* [Given instruction]: Update the items from the one containing "terminal +2 top xyxy=(330,76,349,107)" down to the one containing "wire S1 row xyxy=(90,245,249,247)", replacing "wire" with "trace" and leaving everything else unchanged.

* [Listed records]:
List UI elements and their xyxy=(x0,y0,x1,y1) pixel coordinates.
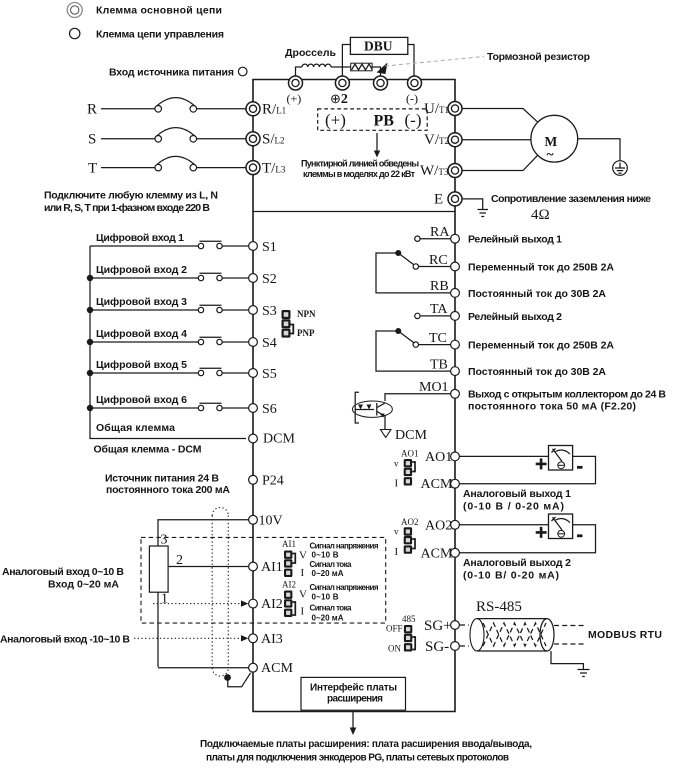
terminal +2 top xyxy=(330,76,349,107)
wire S row xyxy=(101,138,155,140)
wire: internal separator xyxy=(253,211,455,213)
dashed box: PB terminals group xyxy=(318,109,428,130)
svg-text:RA: RA xyxy=(430,225,450,240)
svg-text:Релейный выход 1: Релейный выход 1 xyxy=(468,234,562,246)
svg-text:Дроссель: Дроссель xyxy=(285,47,337,59)
terminal S3 xyxy=(249,304,277,319)
terminal AI3 xyxy=(249,632,283,647)
svg-text:0~10 В: 0~10 В xyxy=(312,551,339,560)
svg-text:Постоянный ток до 30В 2А: Постоянный ток до 30В 2А xyxy=(468,288,606,300)
dashed stubs SG to cable xyxy=(460,625,469,646)
svg-text:10V: 10V xyxy=(259,513,283,528)
DCM ground triangle xyxy=(381,428,428,443)
svg-text:Переменный ток до 250В 2А: Переменный ток до 250В 2А xyxy=(468,262,614,274)
potentiometer xyxy=(149,533,183,607)
svg-text:AO2: AO2 xyxy=(401,517,419,527)
legend main-circuit terminal symbol xyxy=(67,3,82,18)
svg-text:I: I xyxy=(301,567,305,579)
svg-text:0~10 В: 0~10 В xyxy=(312,593,339,602)
svg-text:Переменный ток до 250В 2А: Переменный ток до 250В 2А xyxy=(468,340,614,352)
terminal RA xyxy=(430,225,459,243)
svg-text:V: V xyxy=(299,550,307,562)
brake resistor element xyxy=(351,63,373,71)
svg-text:S: S xyxy=(88,132,96,148)
svg-text:AI1: AI1 xyxy=(282,539,296,549)
svg-text:4Ω: 4Ω xyxy=(531,207,550,223)
terminal SG+ xyxy=(424,618,459,634)
wire S1 row xyxy=(90,245,249,247)
svg-text:Вход источника питания: Вход источника питания xyxy=(109,67,234,79)
wire MO1 row xyxy=(385,394,451,401)
svg-text:Подключите любую клемму из L,: Подключите любую клемму из L, N xyxy=(44,190,218,202)
wire S5 row xyxy=(90,372,249,374)
meter AO1 xyxy=(536,446,583,471)
node: bus junction S6 xyxy=(87,405,93,411)
inductor (choke) xyxy=(296,64,343,76)
terminal T/L3 xyxy=(246,161,286,177)
svg-text:AI3: AI3 xyxy=(261,632,283,647)
svg-text:AO2: AO2 xyxy=(425,518,452,533)
wire AI2 dotted with arrow xyxy=(153,603,242,605)
svg-text:Цифровой вход 4: Цифровой вход 4 xyxy=(96,328,187,340)
terminal TC xyxy=(429,331,459,349)
svg-text:(+): (+) xyxy=(287,92,302,106)
wire AO2 loop xyxy=(459,525,595,553)
svg-text:(-): (-) xyxy=(405,111,422,130)
svg-text:ACM: ACM xyxy=(421,477,453,492)
wire RC row xyxy=(418,266,450,268)
svg-text:T: T xyxy=(88,161,97,177)
svg-text:Тормозной резистор: Тормозной резистор xyxy=(487,51,590,63)
svg-text:Релейный выход 2: Релейный выход 2 xyxy=(468,311,562,323)
wire S4 row xyxy=(90,341,249,343)
motor M xyxy=(531,115,578,162)
NPN/PNP jumper block xyxy=(282,309,316,338)
svg-text:PB: PB xyxy=(374,113,395,130)
svg-text:TA: TA xyxy=(430,302,448,317)
svg-text:ACM: ACM xyxy=(261,661,293,676)
svg-text:Клемма цепи управления: Клемма цепи управления xyxy=(96,29,224,41)
contact RA xyxy=(415,236,420,241)
svg-text:S4: S4 xyxy=(262,336,277,351)
svg-text:Клемма основной цепи: Клемма основной цепи xyxy=(96,5,222,17)
terminal (-) top xyxy=(406,76,422,106)
wire motor to PE xyxy=(578,139,620,161)
svg-text:TB: TB xyxy=(430,358,448,373)
svg-text:клеммы в моделях до 22 кВт: клеммы в моделях до 22 кВт xyxy=(303,169,416,179)
wire S3 row xyxy=(90,309,249,311)
wire V to motor xyxy=(462,139,531,141)
wire relay2 common to TB xyxy=(376,331,451,371)
wire TC row xyxy=(418,344,450,346)
svg-text:Аналоговый вход -10~10 В: Аналоговый вход -10~10 В xyxy=(0,634,130,646)
wire R row xyxy=(101,108,155,110)
terminal ACM xyxy=(249,661,294,676)
svg-text:⊕2: ⊕2 xyxy=(330,91,348,107)
node relay 2 xyxy=(395,328,401,334)
svg-text:S5: S5 xyxy=(262,367,277,382)
svg-text:Цифровой вход 1: Цифровой вход 1 xyxy=(96,232,184,244)
wire S6 row xyxy=(90,407,249,409)
terminal S2 xyxy=(249,272,277,287)
svg-text:(+): (+) xyxy=(325,111,346,130)
AI2 jumper block xyxy=(282,580,307,618)
node: bus junction S3 xyxy=(87,307,93,313)
contact TA xyxy=(415,313,420,318)
wire ACM row xyxy=(158,667,249,669)
svg-text:PNP: PNP xyxy=(297,328,315,338)
optocoupler U1 xyxy=(352,392,392,429)
svg-text:Аналоговый вход 0~10 В: Аналоговый вход 0~10 В xyxy=(2,566,124,578)
node relay 1 xyxy=(395,250,401,256)
switch S5 xyxy=(198,368,222,375)
svg-text:DCM: DCM xyxy=(263,432,295,447)
svg-text:Источник питания 24 В: Источник питания 24 В xyxy=(105,473,219,485)
svg-text:v: v xyxy=(394,459,399,469)
wire: inverter outline xyxy=(253,80,455,712)
wire relay1 common to RB xyxy=(376,253,451,293)
svg-text:S3: S3 xyxy=(262,304,277,319)
shielded cable capsule (dotted) xyxy=(212,507,228,676)
svg-text:RB: RB xyxy=(430,279,449,294)
contact RC xyxy=(413,264,418,269)
wire pot pin1 down xyxy=(157,592,159,667)
svg-text:AO1: AO1 xyxy=(425,450,452,465)
svg-text:расширения: расширения xyxy=(327,694,383,705)
svg-text:E: E xyxy=(434,192,443,208)
wire AO1 loop xyxy=(459,456,595,483)
wire cable shield to ground xyxy=(551,651,583,670)
wire TA row xyxy=(420,315,451,317)
terminal AI1 xyxy=(249,560,283,575)
svg-text:V: V xyxy=(299,589,307,601)
svg-text:Пунктирной линией обведены: Пунктирной линией обведены xyxy=(301,159,419,169)
relay 1 arm xyxy=(398,253,414,265)
switch S3 xyxy=(198,305,222,312)
svg-text:2: 2 xyxy=(176,553,183,568)
svg-text:S2: S2 xyxy=(262,272,277,287)
AO2 jumper block xyxy=(394,517,419,558)
power input legend circle xyxy=(238,67,247,76)
svg-text:S6: S6 xyxy=(262,402,277,417)
svg-text:Общая клемма: Общая клемма xyxy=(96,422,175,434)
svg-text:DBU: DBU xyxy=(364,39,393,54)
svg-text:485: 485 xyxy=(402,614,416,624)
terminal W/T3 xyxy=(420,163,462,179)
svg-text:Сигнал напряжения: Сигнал напряжения xyxy=(310,583,379,592)
svg-text:Аналоговый выход 1: Аналоговый выход 1 xyxy=(463,488,571,500)
svg-text:AI2: AI2 xyxy=(282,580,296,590)
svg-text:R: R xyxy=(87,102,97,118)
arrow from interface box xyxy=(352,712,354,730)
terminal S5 xyxy=(249,367,277,382)
terminal S/L2 xyxy=(246,132,285,148)
terminal V/T2 xyxy=(424,132,462,148)
terminal 10V xyxy=(249,513,283,528)
node: bus junction S4 xyxy=(87,339,93,345)
breaker contact S xyxy=(155,128,197,143)
svg-text:Подключаемые платы расширения:: Подключаемые платы расширения: плата рас… xyxy=(200,739,532,750)
meter AO2 xyxy=(536,514,583,539)
svg-text:AI1: AI1 xyxy=(261,560,283,575)
brake resistor DBU unit xyxy=(342,37,414,76)
terminal ACM (AO1) xyxy=(421,477,460,492)
dashed box: analog inputs xyxy=(141,537,386,623)
svg-text:AI2: AI2 xyxy=(261,597,283,612)
svg-text:платы для подключения энкодеро: платы для подключения энкодеров PG, плат… xyxy=(206,753,509,764)
switch S2 xyxy=(198,273,222,280)
wire AI3 dotted with arrow xyxy=(134,637,242,639)
legend control-circuit terminal symbol xyxy=(70,28,80,38)
terminal MO1 xyxy=(419,380,459,398)
note: AI1 signal types xyxy=(310,542,379,579)
contact TC xyxy=(413,342,418,347)
svg-text:Сопротивление заземления ниже: Сопротивление заземления ниже xyxy=(491,193,651,205)
svg-text:RC: RC xyxy=(429,253,448,268)
svg-text:SG+: SG+ xyxy=(424,618,452,634)
svg-text:OFF: OFF xyxy=(386,624,403,634)
terminal TA xyxy=(430,302,459,320)
terminal AO1 xyxy=(425,450,459,465)
breaker contact R xyxy=(155,98,197,113)
terminal AO2 xyxy=(425,518,459,533)
wire: common bus xyxy=(90,246,246,439)
svg-text:(-): (-) xyxy=(406,92,418,106)
svg-text:MO1: MO1 xyxy=(419,380,449,395)
svg-text:Сигнал тока: Сигнал тока xyxy=(310,560,353,569)
wire RA row xyxy=(420,238,451,240)
ground symbol E xyxy=(478,210,489,217)
svg-text:Сигнал напряжения: Сигнал напряжения xyxy=(310,542,379,551)
svg-text:Вход 0~20 мА: Вход 0~20 мА xyxy=(48,579,119,591)
wire E to ground xyxy=(462,199,483,210)
wire T row xyxy=(101,167,155,169)
svg-text:Выход с открытым коллектором д: Выход с открытым коллектором до 24 В xyxy=(468,389,666,401)
terminal ACM (AO2) xyxy=(421,546,460,561)
wire: choke to brake resistor xyxy=(342,67,380,76)
AO1 jumper block xyxy=(394,449,419,490)
terminal S1 xyxy=(249,240,277,255)
arrow below PB box xyxy=(376,133,378,152)
svg-text:S1: S1 xyxy=(262,240,277,255)
RS-485 shielded cable xyxy=(470,619,554,651)
svg-text:постоянного тока 50 мА (F2.20): постоянного тока 50 мА (F2.20) xyxy=(468,401,636,413)
terminal PB top xyxy=(374,76,388,90)
wire 10V to potentiometer xyxy=(158,520,249,546)
svg-text:3: 3 xyxy=(161,533,168,548)
svg-text:0~20 мА: 0~20 мА xyxy=(312,569,344,578)
terminal AI2 xyxy=(249,597,283,612)
svg-text:~: ~ xyxy=(547,147,554,162)
svg-text:Постоянный ток до 30В 2А: Постоянный ток до 30В 2А xyxy=(468,366,606,378)
svg-text:I: I xyxy=(395,478,399,490)
AI1 jumper block xyxy=(282,539,307,579)
svg-text:Сигнал тока: Сигнал тока xyxy=(310,604,353,613)
svg-text:Цифровой вход 6: Цифровой вход 6 xyxy=(96,394,187,406)
svg-text:DCM: DCM xyxy=(395,428,427,443)
terminal U/T1 xyxy=(424,101,462,117)
leader line (gray dashed) xyxy=(385,57,484,67)
svg-text:или R, S, T при 1-фазном входе: или R, S, T при 1-фазном входе 220 В xyxy=(44,202,210,214)
breaker contact T xyxy=(155,156,197,171)
wire U to motor xyxy=(462,109,538,123)
svg-text:0~20 мА: 0~20 мА xyxy=(312,614,344,623)
svg-text:ON: ON xyxy=(388,644,401,654)
svg-text:v: v xyxy=(394,527,399,537)
svg-text:NPN: NPN xyxy=(297,309,316,319)
terminal P24 xyxy=(249,473,284,488)
svg-text:Общая клемма - DCM: Общая клемма - DCM xyxy=(94,444,202,456)
wire shield drain to ACM xyxy=(228,673,251,687)
svg-text:постоянного тока 200 мА: постоянного тока 200 мА xyxy=(106,484,230,496)
wire pot wiper to AI1 xyxy=(168,566,248,568)
switch S1 xyxy=(198,241,222,248)
switch S4 xyxy=(198,337,222,344)
interface box xyxy=(301,677,406,710)
dashed leads to MODBUS xyxy=(554,626,584,645)
terminal DCM xyxy=(249,432,296,447)
svg-text:TC: TC xyxy=(429,331,447,346)
svg-text:RS-485: RS-485 xyxy=(476,599,522,615)
terminal S6 xyxy=(249,402,277,417)
ground symbol RS-485 xyxy=(578,670,590,677)
svg-text:AO1: AO1 xyxy=(401,449,419,459)
terminal SG- xyxy=(425,639,459,655)
svg-text:Цифровой вход 2: Цифровой вход 2 xyxy=(96,264,187,276)
PE ground symbol xyxy=(613,161,628,176)
arrow pointing to brake resistor xyxy=(377,63,388,75)
terminal E xyxy=(434,192,462,208)
svg-text:Цифровой вход 5: Цифровой вход 5 xyxy=(96,359,187,371)
svg-text:(0-10 В/ 0-20 мА): (0-10 В/ 0-20 мА) xyxy=(463,570,559,582)
terminal (+) top xyxy=(287,76,303,106)
svg-text:Цифровой вход 3: Цифровой вход 3 xyxy=(96,296,187,308)
node: bus junction S2 xyxy=(87,275,93,281)
switch S6 xyxy=(198,403,222,410)
wire W to motor xyxy=(462,155,538,170)
shield drain node xyxy=(224,674,231,681)
terminal RC xyxy=(429,253,459,271)
svg-text:SG-: SG- xyxy=(425,639,449,655)
svg-text:I: I xyxy=(301,606,305,618)
svg-text:Аналоговый выход 2: Аналоговый выход 2 xyxy=(463,557,571,569)
terminal S4 xyxy=(249,336,277,351)
wire S2 row xyxy=(90,277,249,279)
svg-text:(0-10 В / 0-20 мА): (0-10 В / 0-20 мА) xyxy=(463,501,564,513)
svg-text:ACM: ACM xyxy=(421,546,453,561)
terminal R/L1 xyxy=(246,102,286,118)
svg-text:1: 1 xyxy=(161,592,168,607)
relay 2 arm xyxy=(398,331,414,343)
svg-text:I: I xyxy=(395,546,399,558)
terminal TB xyxy=(430,358,459,376)
svg-text:Интерфейс платы: Интерфейс платы xyxy=(310,682,397,694)
svg-text:P24: P24 xyxy=(262,473,284,488)
485 jumper block xyxy=(386,614,416,654)
svg-text:MODBUS RTU: MODBUS RTU xyxy=(588,629,662,641)
node: bus junction S5 xyxy=(87,370,93,376)
note: AI2 signal types xyxy=(310,583,379,623)
terminal RB xyxy=(430,279,459,297)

* [Response to this exercise]:
terminal +2 top xyxy=(330,76,349,107)
trace S row xyxy=(101,138,155,140)
trace: internal separator xyxy=(253,211,455,213)
dashed box: PB terminals group xyxy=(318,109,428,130)
svg-text:RA: RA xyxy=(430,225,450,240)
svg-text:Релейный выход 1: Релейный выход 1 xyxy=(468,234,562,246)
svg-text:Дроссель: Дроссель xyxy=(285,47,337,59)
terminal S3 xyxy=(249,304,277,319)
terminal AI3 xyxy=(249,632,283,647)
svg-text:0~10 В: 0~10 В xyxy=(312,551,339,560)
svg-text:Постоянный ток до 30В 2А: Постоянный ток до 30В 2А xyxy=(468,288,606,300)
dashed stubs SG to cable xyxy=(460,625,469,646)
svg-text:10V: 10V xyxy=(259,513,283,528)
DCM ground triangle xyxy=(381,428,428,443)
svg-text:Переменный ток до 250В 2А: Переменный ток до 250В 2А xyxy=(468,262,614,274)
potentiometer xyxy=(149,533,183,607)
svg-text:AO2: AO2 xyxy=(401,517,419,527)
legend main-circuit terminal symbol xyxy=(67,3,82,18)
svg-text:I: I xyxy=(301,567,305,579)
svg-text:0~10 В: 0~10 В xyxy=(312,593,339,602)
svg-text:Переменный ток до 250В 2А: Переменный ток до 250В 2А xyxy=(468,340,614,352)
terminal RA xyxy=(430,225,459,243)
svg-text:V: V xyxy=(299,550,307,562)
brake resistor element xyxy=(351,63,373,71)
svg-text:S: S xyxy=(88,132,96,148)
svg-text:AI1: AI1 xyxy=(282,539,296,549)
svg-text:4Ω: 4Ω xyxy=(531,207,550,223)
terminal SG+ xyxy=(424,618,459,634)
trace S1 row xyxy=(90,245,249,247)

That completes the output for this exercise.